SOURCE EXCERPT »
-*-*-
Ended up reading wikipedia to lift one the Bron-Kerbosch methods:

#!/usr/bin/env jq -n -rR -f

reduce (
  inputs / "-" #         Build connections dictionary         #
) as [$a,$b] ({}; .[$a] += [$b] | .[$b] += [$a]) | . as $conn |


#  Allow Loose max clique check #
if $ARGS.named.loose == true then

# Only works if there is at least one pair in the max clique #
# That only have the clique members in common.               #

[
  #               For pairs of connected nodes                   #
  ( $conn | keys[] ) as $a | $conn[$a][] as $b | select($a < $b) |
  #             Get the list of nodes in common                  #
      [$a,$b] + ($conn[$a] - ($conn[$a]-$conn[$b])) | unique
]

# From largest size find the first where all the nodes in common #
#    are interconnected -> all(connections ⋂ shared == shared)   #
| sort_by(-length)
| first (
  .[] | select( . as $cb |
    [
        $cb[] as $c
      | ( [$c] + $conn[$c] | sort )
      | ( . - ( . - $cb) ) | length
    ] | unique | length == 1
  )
)
-*-*-
(Spatial annotation records)
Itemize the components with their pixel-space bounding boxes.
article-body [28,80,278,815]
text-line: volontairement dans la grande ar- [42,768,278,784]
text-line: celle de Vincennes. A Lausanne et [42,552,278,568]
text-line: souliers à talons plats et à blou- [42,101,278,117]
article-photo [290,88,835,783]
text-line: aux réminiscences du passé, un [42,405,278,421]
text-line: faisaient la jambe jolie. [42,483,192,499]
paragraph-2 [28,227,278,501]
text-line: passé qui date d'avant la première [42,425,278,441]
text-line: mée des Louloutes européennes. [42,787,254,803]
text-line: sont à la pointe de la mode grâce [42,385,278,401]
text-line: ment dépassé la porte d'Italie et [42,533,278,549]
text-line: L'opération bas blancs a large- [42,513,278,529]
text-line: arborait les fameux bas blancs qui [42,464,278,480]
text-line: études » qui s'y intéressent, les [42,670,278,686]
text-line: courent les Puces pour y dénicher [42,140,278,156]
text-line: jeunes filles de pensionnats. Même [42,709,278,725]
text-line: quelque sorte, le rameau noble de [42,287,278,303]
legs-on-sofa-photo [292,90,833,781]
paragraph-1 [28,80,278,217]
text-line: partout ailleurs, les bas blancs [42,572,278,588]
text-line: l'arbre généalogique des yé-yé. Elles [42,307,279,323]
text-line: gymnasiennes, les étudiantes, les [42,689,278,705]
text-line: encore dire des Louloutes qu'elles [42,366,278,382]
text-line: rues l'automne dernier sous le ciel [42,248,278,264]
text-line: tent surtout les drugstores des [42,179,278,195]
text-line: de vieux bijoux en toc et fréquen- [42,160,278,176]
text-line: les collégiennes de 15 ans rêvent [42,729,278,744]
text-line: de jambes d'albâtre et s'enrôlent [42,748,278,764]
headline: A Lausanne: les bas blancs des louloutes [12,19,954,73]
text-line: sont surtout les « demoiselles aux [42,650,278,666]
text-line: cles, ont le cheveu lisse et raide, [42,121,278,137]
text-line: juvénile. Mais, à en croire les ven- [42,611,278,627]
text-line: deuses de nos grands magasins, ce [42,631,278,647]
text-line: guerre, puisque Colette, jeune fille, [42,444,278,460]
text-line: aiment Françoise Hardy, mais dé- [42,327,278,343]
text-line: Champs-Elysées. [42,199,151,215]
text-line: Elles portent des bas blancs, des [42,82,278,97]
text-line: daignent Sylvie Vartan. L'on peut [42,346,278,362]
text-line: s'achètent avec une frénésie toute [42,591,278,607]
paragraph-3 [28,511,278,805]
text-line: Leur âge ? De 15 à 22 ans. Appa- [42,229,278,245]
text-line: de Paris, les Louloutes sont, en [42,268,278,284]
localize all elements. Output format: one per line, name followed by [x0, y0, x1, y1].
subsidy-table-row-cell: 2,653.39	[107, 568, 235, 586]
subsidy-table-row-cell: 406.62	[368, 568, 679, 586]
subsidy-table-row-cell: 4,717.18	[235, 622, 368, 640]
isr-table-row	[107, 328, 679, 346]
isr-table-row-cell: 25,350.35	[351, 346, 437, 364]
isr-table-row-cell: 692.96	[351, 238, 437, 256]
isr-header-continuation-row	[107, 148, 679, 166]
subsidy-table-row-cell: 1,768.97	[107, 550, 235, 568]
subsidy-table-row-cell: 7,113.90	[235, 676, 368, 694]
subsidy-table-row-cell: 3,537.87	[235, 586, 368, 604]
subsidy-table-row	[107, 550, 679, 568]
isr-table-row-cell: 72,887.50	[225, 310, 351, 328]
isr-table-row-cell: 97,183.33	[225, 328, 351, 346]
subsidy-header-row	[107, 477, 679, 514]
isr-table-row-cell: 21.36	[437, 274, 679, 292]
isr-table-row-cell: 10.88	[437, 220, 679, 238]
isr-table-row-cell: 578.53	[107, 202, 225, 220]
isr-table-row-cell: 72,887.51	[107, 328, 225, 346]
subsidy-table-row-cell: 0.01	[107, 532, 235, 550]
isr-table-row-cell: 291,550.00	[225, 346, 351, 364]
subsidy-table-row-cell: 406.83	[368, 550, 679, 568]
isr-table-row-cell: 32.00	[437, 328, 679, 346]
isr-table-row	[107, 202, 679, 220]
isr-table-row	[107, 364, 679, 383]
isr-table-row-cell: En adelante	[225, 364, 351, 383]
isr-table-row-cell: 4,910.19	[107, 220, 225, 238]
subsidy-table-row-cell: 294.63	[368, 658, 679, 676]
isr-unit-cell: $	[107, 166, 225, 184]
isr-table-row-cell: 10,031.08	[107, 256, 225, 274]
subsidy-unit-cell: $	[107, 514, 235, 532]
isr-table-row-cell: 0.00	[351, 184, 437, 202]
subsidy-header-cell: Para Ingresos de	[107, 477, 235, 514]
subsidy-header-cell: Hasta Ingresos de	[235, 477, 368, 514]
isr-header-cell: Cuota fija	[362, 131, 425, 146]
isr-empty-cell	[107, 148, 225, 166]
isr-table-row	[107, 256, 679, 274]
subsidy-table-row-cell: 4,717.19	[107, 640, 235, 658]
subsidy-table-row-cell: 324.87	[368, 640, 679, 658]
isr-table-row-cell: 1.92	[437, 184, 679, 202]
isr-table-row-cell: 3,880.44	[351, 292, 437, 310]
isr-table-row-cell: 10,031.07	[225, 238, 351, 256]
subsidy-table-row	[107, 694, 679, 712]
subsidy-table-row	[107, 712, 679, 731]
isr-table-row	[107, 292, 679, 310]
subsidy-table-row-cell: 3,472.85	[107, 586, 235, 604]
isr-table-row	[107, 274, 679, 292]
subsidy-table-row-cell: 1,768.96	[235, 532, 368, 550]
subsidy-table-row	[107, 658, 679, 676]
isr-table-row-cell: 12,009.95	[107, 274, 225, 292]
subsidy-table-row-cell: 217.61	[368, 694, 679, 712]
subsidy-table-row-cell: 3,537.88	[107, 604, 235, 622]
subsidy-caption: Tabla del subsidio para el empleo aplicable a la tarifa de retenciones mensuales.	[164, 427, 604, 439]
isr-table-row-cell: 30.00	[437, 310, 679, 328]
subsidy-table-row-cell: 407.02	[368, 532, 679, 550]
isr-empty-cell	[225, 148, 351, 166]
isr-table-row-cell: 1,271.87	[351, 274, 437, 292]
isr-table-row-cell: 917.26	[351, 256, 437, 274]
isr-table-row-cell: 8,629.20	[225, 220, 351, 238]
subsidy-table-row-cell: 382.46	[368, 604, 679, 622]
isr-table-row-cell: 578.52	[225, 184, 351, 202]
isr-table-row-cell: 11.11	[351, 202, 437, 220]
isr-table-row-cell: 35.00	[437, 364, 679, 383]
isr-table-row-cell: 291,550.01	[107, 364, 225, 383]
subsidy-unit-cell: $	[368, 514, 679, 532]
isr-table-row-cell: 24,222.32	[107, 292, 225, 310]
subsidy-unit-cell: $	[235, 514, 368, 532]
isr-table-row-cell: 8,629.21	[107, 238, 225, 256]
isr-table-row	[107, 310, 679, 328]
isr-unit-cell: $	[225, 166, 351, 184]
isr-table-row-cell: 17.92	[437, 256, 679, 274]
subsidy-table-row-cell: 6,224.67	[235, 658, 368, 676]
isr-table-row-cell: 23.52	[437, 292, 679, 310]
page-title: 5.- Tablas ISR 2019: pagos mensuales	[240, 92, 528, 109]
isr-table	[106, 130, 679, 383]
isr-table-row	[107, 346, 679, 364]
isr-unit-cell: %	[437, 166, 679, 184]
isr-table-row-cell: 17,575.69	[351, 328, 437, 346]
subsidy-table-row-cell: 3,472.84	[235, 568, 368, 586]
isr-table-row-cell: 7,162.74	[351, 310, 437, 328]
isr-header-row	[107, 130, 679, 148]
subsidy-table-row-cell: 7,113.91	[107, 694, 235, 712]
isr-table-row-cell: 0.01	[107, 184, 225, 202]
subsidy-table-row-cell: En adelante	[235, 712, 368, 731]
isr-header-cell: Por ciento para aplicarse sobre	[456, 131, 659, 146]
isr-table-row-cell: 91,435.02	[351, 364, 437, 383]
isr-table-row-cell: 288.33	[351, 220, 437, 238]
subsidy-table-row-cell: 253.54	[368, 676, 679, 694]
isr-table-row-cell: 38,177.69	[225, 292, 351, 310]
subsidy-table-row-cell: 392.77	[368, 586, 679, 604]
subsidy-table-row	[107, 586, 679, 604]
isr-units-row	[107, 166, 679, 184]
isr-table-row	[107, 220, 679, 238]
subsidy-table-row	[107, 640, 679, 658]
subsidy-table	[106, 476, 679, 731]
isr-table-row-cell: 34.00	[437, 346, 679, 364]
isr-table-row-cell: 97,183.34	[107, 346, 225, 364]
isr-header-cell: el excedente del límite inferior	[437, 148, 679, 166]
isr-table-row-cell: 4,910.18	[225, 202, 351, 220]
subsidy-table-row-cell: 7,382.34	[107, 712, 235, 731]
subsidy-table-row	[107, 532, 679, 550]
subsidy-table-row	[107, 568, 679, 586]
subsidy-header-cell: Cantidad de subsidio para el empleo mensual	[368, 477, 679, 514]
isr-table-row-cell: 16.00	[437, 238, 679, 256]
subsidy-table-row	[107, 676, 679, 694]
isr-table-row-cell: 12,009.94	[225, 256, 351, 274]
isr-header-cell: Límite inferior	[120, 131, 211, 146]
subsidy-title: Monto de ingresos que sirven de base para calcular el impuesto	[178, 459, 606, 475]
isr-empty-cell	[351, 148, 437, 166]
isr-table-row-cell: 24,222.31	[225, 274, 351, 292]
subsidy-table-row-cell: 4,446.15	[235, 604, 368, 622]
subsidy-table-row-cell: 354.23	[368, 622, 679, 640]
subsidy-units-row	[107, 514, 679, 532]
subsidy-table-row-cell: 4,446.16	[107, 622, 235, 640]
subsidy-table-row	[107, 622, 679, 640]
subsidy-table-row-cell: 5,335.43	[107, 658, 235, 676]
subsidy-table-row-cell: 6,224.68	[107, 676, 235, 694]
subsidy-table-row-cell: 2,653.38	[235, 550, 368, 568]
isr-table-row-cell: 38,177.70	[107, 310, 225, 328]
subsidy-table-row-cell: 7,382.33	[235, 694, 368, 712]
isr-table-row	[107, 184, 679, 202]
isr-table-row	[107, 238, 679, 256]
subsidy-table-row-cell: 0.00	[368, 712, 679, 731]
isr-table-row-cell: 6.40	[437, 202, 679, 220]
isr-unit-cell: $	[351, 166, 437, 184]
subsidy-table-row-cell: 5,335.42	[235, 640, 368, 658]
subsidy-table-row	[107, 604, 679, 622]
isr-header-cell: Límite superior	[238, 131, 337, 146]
-*-*-
REQUEST »
Return, verbatim, the stretch of the jq clique-search excerpt above from "# From largest" through "[$c] + $conn[$c] | sort )".

SOLUTION FOR THIS EXERCISE »
# From largest size find the first where all the nodes in common #
#    are interconnected -> all(connections ⋂ shared == shared)   #
| sort_by(-length)
| first (
  .[] | select( . as $cb |
    [
        $cb[] as $c
      | ( [$c] + $conn[$c] | sort )